▸ **Tarea asignada**
Responde, por favor, estas preguntas sobre el relato del huracán:
(a) ¿Sobre qué trataba la tesis doctoral de la chica estadounidense?
(b) ¿Qué ave se congelaba en el aire en la verja intentando arrimarse a una planta?
(c) ¿Con qué siguió liando porros el nepalí cuando se le acabó el papel de fumar?

▸ **Texto de lectura**
Nos encerramos en la casa, donde también se alojaban otras tres personas muy peculiares. Había una chica estadounidense que vivía en el mismo pueblo que Stephen King. Resulta que, años atrás, ella había salvado la vida a un niño que estuvo a punto de morir y Stephen King la premió pagándole sus estudios. Y allí estaba ella haciendo una tesis doctoral sobre folklore y música jamaicana. En resumen, que el escritor le estaba pagando un mes de fiestón en el Caribe. Los otros dos inquilinos eran dos nepalíes que llevaban dos años y medio dando la vuelta al mundo en bicicleta, según ellos, “por la paz del mundo”. Nos enseñaron recortes de prensa de todos los países que habían atravesado. No sé si terminaron vivos su aventura, porque ya les habían secuestrado en dos ocasiones y uno de ellos lucía con orgullo una cicatriz como un suricato de grande que le había dejado un machetazo en África.

Las horas a la espera del huracán fueron para mí una tortura psicológica. Matamos las horas en el salón, que daba a un porche enrejado, al que más tarde, al ponerse la cosa fea, hubo que renunciar. Cuando la lluvia y el viento empezaron a aparecer se me quedó grabada una imagen. Todo se sacudía y en la verja un colibrí minúsculo se congelaba en el aire intentando arrimarse a una planta. Esa fragilidad en medio del caos fue una de las cosas más bonitas que he visto nunca.

Llegó un momento en el que hubo que cerrar la casa a cal y canto. Ya no podíamos ver nada por las ventanas y la casa vibraba como si por las paredes y el techo estuviesen pasando cien trenes de mercancías. Mi cara debía de ser un poema, porque uno de los nepalíes empezó a reírse: “En el mundo hay demasiada gente y Dios quiere quitarse a unos cuantos. ¡Tienes miedo a la muerte!”. “¡Pues claro!”, le contesté, “tú te ríes porque te vas a reencarnar, cabrón, ¡pero yo no!”.

El otro nepalí nos dijo que, a su paso por Colombia y México, había quedado impactado por cómo afectaba la droga a las personas. No entendía cómo un hombre podía perder su voluntad y quería sentirlo por sí mismo. Se encerró en su habitación con una bolsa enorme de marihuana y fue creando una burbuja de dimensiones bíblicas, y nunca mejor dicho, porque cuando se le acabó el papel de fumar siguió liando porros con las páginas de una Biblia. Cuando pasó el huracán estaba desencajado. Rotos de la risa, le dijimos que tenía suerte de haber hecho el experimento con marihuana, porque si lo llega a hacer con cocaína, no lo cuenta.

Mi último recuerdo fue intentar dormir mientras toda la casa temblaba. “Si esto se viene abajo, que te pille descansado para reaccionar bien”, pensaba. No dormí en toda la noche.

▸ **Datos registrados**

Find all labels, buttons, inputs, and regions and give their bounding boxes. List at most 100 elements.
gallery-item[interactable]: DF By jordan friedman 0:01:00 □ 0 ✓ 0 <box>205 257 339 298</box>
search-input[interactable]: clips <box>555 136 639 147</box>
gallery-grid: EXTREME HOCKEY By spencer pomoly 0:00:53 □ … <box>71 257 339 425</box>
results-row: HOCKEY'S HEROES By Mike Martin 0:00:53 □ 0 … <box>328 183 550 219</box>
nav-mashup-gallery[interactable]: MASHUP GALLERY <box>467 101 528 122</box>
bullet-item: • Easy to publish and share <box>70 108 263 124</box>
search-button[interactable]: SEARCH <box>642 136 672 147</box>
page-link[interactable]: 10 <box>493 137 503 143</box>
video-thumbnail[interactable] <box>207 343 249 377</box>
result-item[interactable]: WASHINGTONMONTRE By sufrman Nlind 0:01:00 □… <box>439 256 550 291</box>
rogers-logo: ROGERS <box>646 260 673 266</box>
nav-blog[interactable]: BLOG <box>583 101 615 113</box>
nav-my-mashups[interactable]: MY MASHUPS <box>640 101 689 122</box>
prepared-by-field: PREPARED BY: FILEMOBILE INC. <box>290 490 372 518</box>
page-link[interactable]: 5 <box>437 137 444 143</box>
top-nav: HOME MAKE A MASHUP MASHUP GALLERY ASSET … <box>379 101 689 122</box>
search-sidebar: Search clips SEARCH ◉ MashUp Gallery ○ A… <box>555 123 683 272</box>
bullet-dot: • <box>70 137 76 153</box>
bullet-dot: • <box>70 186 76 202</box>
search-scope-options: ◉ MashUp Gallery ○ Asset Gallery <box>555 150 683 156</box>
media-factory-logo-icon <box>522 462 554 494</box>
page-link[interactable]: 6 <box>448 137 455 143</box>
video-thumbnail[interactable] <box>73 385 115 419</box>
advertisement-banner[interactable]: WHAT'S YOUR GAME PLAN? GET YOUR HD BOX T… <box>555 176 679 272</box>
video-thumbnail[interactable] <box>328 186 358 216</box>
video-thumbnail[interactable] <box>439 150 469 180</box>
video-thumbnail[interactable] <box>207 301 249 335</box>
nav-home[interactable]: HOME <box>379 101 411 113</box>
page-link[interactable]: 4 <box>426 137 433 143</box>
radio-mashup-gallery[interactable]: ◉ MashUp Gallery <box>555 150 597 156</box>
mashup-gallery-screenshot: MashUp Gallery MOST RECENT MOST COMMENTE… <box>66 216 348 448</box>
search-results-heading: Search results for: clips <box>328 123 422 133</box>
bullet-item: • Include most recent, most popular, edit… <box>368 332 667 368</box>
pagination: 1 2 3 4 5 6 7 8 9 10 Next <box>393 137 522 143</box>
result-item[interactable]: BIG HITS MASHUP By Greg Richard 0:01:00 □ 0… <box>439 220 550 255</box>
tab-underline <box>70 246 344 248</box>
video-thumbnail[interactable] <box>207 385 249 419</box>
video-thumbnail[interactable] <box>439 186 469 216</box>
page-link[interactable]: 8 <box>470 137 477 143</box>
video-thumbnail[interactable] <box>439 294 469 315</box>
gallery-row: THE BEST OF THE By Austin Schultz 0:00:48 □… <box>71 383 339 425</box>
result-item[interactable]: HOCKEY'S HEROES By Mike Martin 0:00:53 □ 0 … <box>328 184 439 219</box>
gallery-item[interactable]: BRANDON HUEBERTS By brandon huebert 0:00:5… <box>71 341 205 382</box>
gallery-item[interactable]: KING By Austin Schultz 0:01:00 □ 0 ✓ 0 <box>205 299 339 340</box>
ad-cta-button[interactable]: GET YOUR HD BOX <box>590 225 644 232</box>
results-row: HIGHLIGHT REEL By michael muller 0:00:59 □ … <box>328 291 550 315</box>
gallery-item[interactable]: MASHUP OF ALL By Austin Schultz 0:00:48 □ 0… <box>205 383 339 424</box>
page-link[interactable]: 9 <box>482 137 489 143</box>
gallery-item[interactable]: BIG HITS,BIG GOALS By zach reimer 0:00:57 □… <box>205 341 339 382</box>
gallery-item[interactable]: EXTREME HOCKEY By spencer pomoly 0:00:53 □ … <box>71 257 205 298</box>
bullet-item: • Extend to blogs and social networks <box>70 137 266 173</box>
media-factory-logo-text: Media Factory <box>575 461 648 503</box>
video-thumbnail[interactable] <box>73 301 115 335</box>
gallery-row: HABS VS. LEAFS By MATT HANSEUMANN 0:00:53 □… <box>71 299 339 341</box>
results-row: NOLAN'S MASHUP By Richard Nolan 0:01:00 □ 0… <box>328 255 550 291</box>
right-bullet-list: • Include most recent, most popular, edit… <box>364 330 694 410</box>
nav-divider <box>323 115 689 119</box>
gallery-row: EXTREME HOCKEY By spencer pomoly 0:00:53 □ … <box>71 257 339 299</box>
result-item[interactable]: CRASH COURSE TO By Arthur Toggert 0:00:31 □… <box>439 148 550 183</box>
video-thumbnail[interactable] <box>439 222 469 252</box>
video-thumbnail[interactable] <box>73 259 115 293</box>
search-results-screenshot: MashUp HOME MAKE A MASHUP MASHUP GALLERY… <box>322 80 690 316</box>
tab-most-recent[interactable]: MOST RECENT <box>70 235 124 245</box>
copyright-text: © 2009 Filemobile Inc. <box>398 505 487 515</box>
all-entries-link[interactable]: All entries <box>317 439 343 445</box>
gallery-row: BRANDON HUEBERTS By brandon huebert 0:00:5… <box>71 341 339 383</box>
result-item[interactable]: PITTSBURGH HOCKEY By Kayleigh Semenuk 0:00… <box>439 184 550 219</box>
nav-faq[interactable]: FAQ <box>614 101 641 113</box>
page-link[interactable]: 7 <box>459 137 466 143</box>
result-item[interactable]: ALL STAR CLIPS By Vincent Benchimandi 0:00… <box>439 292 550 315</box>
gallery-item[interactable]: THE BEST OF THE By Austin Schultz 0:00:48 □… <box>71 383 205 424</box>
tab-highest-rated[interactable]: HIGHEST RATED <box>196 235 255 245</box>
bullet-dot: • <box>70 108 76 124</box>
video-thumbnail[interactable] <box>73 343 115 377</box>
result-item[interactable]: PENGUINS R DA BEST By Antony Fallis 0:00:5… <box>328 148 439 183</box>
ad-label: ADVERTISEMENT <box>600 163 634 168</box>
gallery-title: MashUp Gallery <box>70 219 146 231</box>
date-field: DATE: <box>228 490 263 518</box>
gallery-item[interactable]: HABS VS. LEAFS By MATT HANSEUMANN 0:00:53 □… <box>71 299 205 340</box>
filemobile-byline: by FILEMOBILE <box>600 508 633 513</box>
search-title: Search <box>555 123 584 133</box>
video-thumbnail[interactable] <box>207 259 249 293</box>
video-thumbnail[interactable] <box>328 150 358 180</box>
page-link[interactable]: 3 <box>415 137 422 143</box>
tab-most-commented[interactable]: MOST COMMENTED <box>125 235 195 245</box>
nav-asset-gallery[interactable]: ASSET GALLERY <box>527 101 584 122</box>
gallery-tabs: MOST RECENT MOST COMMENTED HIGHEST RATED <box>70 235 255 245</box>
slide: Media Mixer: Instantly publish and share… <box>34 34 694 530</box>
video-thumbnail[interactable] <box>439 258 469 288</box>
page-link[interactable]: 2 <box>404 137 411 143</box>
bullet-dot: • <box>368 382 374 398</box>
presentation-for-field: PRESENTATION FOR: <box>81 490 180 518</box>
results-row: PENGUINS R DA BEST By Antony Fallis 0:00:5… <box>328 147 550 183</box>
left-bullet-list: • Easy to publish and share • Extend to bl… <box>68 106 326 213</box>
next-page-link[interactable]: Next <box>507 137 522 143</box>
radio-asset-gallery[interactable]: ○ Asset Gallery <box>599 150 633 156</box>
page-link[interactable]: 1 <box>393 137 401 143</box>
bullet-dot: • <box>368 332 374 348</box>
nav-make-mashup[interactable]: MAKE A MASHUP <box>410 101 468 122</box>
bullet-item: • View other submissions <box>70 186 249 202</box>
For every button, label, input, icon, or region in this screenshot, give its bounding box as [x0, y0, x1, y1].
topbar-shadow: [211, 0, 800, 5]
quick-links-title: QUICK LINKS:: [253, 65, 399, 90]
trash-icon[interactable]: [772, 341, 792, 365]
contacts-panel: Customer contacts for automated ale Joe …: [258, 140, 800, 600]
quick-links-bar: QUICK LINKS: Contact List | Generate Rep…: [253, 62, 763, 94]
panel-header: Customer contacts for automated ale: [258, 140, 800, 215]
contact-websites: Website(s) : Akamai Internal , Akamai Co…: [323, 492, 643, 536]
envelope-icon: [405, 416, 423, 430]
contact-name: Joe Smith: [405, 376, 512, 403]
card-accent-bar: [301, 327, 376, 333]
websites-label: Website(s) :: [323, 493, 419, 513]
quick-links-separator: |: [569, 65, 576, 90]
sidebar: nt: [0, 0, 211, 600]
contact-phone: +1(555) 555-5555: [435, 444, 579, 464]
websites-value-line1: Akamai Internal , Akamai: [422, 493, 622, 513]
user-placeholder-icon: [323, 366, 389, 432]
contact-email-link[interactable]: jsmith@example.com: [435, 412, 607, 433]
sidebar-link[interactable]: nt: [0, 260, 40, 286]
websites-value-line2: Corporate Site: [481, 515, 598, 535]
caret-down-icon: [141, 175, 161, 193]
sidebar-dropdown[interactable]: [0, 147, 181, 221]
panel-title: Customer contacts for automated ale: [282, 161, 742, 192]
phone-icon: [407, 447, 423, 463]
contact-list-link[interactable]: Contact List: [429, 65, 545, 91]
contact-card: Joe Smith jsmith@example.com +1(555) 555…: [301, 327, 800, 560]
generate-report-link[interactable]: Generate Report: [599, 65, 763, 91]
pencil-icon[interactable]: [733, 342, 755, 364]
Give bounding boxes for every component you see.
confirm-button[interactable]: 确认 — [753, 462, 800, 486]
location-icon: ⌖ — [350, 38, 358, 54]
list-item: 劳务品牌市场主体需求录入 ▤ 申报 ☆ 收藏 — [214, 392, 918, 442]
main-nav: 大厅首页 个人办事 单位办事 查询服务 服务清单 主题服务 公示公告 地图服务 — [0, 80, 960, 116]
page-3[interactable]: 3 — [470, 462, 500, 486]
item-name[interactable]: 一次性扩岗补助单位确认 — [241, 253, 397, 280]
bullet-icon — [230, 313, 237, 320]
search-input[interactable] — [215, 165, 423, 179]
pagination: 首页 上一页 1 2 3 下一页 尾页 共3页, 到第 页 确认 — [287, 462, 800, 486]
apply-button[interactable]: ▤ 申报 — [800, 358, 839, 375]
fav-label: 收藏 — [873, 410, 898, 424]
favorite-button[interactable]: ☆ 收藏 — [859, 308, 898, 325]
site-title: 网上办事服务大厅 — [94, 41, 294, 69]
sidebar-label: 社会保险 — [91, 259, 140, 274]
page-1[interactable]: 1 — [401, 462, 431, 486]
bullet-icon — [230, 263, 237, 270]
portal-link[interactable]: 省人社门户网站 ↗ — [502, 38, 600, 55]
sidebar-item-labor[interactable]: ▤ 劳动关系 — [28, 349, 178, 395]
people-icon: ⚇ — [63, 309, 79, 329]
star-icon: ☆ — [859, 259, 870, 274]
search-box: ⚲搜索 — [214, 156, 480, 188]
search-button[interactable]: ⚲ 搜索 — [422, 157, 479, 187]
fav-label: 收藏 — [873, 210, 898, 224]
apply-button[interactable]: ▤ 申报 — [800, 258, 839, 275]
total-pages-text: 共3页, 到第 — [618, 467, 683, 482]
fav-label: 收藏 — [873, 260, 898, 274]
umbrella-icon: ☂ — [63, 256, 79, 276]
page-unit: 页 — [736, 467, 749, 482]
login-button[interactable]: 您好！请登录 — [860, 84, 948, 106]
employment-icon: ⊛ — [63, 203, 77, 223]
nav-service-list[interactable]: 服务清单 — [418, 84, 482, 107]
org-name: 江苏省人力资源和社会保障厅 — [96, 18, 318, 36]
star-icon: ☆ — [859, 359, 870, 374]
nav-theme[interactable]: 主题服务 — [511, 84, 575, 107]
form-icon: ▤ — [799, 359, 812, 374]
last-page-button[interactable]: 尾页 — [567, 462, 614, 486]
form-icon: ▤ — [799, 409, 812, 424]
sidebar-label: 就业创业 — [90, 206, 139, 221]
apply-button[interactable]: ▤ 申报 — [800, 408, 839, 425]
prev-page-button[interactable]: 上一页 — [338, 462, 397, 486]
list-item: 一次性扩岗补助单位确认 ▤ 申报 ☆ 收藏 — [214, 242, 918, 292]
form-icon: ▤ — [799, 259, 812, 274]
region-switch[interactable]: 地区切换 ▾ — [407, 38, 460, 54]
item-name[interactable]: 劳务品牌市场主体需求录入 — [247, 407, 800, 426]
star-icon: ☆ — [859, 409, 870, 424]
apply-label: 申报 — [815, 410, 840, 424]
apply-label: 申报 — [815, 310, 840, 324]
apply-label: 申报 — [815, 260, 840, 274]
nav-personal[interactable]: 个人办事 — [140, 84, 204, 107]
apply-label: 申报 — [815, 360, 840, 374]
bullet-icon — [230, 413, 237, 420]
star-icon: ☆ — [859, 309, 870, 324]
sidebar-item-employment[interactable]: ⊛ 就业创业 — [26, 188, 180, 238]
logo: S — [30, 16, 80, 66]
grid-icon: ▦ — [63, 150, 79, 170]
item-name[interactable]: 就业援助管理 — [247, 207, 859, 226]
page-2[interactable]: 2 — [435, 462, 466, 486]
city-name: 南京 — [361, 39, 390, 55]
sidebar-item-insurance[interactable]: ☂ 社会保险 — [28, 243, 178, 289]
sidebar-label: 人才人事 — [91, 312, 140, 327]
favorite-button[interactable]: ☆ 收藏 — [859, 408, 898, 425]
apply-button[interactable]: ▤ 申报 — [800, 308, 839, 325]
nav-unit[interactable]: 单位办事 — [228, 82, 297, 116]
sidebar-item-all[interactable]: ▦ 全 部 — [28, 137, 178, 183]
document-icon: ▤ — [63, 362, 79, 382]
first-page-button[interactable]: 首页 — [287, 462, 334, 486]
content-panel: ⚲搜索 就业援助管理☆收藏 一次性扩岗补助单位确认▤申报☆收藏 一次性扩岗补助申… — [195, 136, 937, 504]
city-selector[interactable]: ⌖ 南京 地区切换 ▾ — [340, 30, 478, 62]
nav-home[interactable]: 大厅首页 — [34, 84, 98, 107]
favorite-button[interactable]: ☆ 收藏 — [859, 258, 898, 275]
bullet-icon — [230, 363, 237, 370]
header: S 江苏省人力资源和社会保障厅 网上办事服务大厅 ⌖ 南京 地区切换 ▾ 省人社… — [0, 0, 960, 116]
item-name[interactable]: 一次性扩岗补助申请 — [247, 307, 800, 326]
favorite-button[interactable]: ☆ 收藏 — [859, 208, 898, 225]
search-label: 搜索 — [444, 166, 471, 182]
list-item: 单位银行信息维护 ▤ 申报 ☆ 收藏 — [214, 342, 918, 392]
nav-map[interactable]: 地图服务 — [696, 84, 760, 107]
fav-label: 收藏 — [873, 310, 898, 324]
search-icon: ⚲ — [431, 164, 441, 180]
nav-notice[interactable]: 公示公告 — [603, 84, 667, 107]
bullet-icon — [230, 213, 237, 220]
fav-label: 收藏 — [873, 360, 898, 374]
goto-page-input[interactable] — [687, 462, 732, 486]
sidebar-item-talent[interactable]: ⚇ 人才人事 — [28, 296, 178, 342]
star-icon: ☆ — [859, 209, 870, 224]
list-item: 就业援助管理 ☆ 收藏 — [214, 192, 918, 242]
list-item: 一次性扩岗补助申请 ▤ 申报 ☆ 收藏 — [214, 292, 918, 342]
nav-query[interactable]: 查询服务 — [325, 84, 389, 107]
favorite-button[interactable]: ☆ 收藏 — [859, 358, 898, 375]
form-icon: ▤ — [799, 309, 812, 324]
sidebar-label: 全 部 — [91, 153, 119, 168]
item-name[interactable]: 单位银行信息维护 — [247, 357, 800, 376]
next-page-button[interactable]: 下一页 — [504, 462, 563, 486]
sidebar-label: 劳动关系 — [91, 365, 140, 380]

▸ **Solución detallada**
(a) Sobre folklore y música jamaicana.
(b) Un colibrí minúsculo.
(c) Con las páginas de una Biblia.